Records to use =
┌──

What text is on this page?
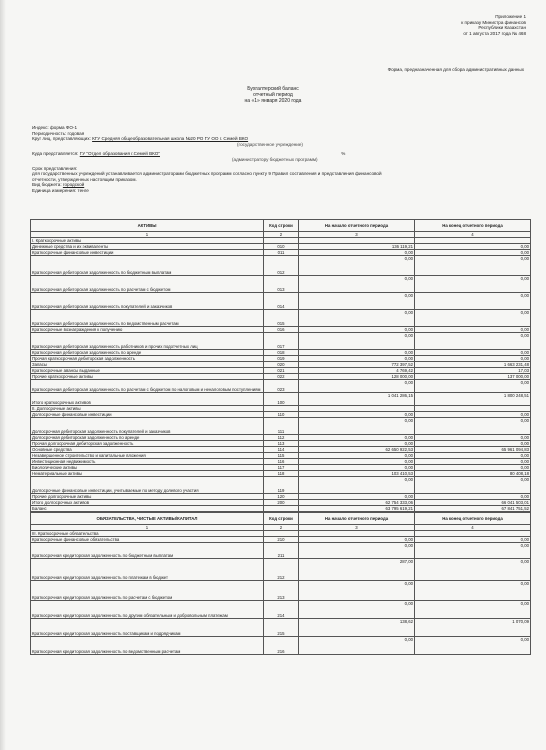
Приложение 1
к приказу Министра финансов
Республики Казахстан
от 1 августа 2017 года № 468
Форма, предназначенная для сбора административных данных
Бухгалтерский баланс
отчетный период
на «1» января 2020 года
Индекс: форма ФО-1
Периодичность: годовая
Круг лиц, представляющих: КГУ Средняя общеобразовательная школа №20 РО ГУ ОО г. Семей ВКО
(государственное учреждение)
Куда представляется: ГУ "Отдел образования г.Семей ВКО"	%
(администратору бюджетных программ)
Срок представления:
для государственных учреждений устанавливается администраторами бюджетных программ согласно пункту 9 Правил составления и представления финансовой
отчетности, утвержденных настоящим приказом.
Вид бюджета: городской
Единица измерения: тенге
АКТИВЫ	Код строки	На начало отчетного периода	На конец отчетного периода
1	2	3	4
I. Краткосрочные активы			
Денежные средства и их эквиваленты	010	136 119,21	0,00
Краткосрочные финансовые инвестиции	011	0,00	0,00
Краткосрочная дебиторская задолженность по бюджетным выплатам	012	0,00	0,00
Краткосрочная дебиторская задолженность по расчетам с бюджетом	013	0,00	0,00
Краткосрочная дебиторская задолженность покупателей и заказчиков	014	0,00	0,00
Краткосрочная дебиторская задолженность по ведомственным расчетам	015	0,00	0,00
Краткосрочные вознаграждения к получению	016	0,00	0,00
Краткосрочная дебиторская задолженность работников и прочих подотчетных лиц	017	0,00	0,00
Краткосрочная дебиторская задолженность по аренде	018	0,00	0,00
Прочая краткосрочная дебиторская задолженность	019	0,00	0,00
Запасы	020	772 397,52	1 663 231,48
Краткосрочные авансы выданные	021	4 769,42	17,03
Прочие краткосрочные активы	022	128 000,00	137 000,00
Краткосрочная дебиторская задолженность по расчетам с бюджетом по налоговым и неналоговым поступлениям	023	0,00	0,00
Итого краткосрочных активов	100	1 041 286,15	1 800 248,51
II. Долгосрочные активы			
Долгосрочные финансовые инвестиции	110	0,00	0,00
Долгосрочная дебиторская задолженность покупателей и заказчиков	111	0,00	0,00
Долгосрочная дебиторская задолженность по аренде	112	0,00	0,00
Прочая долгосрочная дебиторская задолженность	113	0,00	0,00
Основные средства	114	62 650 922,53	65 961 094,83
Незавершенное строительство и капитальные вложения	115	0,00	0,00
Инвестиционная недвижимость	116	0,00	0,00
Биологические активы	117	0,00	0,00
Нематериальные активы	118	103 410,53	80 408,18
Долгосрочные финансовые инвестиции, учитываемые по методу долевого участия	119	0,00	0,00
Прочие долгосрочные активы	120	0,00	0,00
Итого долгосрочных активов	200	62 754 333,06	66 041 503,01
Баланс		63 795 619,21	67 841 751,52
ОБЯЗАТЕЛЬСТВА, ЧИСТЫЕ АКТИВЫ/КАПИТАЛ	Код строки	На начало отчетного периода	На конец отчетного периода
1	2	3	4
III. Краткосрочные обязательства			
Краткосрочные финансовые обязательства	210	0,00	0,00
Краткосрочная кредиторская задолженность по бюджетным выплатам	211	0,00	0,00
Краткосрочная кредиторская задолженность по платежам в бюджет	212	287,00	0,00
Краткосрочная кредиторская задолженность по расчетам с бюджетом	213	0,00	0,00
Краткосрочная кредиторская задолженность по другим обязательным и добровольным платежам	214	0,00	0,00
Краткосрочная кредиторская задолженность поставщикам и подрядчикам	215	138,62	1 070,09
Краткосрочная кредиторская задолженность по ведомственным расчетам	216	0,00	0,00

└──

Task prompt = Copy all lines from the entries that contain the word "бюджетом".

Reply =
Краткосрочная дебиторская задолженность по расчетам с бюджетом	013	0,00	0,00
Краткосрочная дебиторская задолженность по расчетам с бюджетом по налоговым и неналоговым поступлениям	023	0,00	0,00
Краткосрочная кредиторская задолженность по расчетам с бюджетом	213	0,00	0,00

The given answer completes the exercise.